> LISTED ENTRIES
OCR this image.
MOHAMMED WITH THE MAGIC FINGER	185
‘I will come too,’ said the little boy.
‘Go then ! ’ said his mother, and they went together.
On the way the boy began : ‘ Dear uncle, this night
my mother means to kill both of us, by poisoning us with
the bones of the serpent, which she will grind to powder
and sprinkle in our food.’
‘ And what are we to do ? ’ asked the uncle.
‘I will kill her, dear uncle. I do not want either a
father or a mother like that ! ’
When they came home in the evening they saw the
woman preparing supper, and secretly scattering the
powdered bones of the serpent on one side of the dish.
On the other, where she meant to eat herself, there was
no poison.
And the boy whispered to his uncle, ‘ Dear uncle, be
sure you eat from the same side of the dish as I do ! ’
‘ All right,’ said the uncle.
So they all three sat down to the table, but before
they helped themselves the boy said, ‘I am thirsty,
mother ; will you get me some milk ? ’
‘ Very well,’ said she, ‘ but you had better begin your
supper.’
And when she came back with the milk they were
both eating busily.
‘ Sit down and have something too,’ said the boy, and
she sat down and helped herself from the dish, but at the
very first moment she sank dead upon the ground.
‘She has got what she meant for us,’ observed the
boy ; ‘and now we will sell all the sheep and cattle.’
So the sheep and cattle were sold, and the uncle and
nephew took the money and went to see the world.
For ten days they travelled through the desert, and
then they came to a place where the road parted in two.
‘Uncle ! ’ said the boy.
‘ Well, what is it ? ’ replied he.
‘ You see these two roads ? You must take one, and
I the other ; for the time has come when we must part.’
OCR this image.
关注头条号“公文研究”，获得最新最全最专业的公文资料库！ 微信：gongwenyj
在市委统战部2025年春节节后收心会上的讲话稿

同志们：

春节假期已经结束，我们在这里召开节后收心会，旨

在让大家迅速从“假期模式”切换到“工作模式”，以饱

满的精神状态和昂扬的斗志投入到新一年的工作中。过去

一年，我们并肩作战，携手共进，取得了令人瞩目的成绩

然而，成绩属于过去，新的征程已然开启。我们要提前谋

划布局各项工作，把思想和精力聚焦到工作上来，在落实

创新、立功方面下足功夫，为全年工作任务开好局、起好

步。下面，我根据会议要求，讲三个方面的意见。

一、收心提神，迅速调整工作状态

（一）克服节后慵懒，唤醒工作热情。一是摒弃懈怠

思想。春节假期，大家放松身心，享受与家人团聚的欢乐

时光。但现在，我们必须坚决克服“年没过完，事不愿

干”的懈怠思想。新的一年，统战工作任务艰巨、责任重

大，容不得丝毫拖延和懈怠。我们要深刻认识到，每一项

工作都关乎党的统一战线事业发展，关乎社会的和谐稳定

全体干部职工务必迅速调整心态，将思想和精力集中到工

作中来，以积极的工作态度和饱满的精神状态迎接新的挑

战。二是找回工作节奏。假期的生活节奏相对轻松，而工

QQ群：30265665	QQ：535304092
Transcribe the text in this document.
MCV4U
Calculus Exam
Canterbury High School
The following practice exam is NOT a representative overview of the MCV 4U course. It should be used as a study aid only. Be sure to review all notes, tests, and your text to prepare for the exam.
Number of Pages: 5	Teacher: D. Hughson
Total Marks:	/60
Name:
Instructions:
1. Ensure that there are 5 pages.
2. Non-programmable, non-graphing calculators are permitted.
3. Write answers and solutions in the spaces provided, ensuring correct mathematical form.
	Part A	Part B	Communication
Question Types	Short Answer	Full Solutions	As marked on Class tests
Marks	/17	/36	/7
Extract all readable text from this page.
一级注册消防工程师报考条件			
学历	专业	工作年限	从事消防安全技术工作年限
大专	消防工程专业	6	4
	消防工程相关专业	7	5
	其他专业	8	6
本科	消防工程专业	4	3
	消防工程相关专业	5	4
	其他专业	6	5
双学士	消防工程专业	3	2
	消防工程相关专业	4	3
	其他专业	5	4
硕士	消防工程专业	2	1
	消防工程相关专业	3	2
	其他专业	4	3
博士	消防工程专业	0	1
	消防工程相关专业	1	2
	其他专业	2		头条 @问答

> WRITTEN REQUEST
What is the number of lines in the records that contain the word "from"? Answer with the number and nothing else.

> COMPLETE RESPONSE
3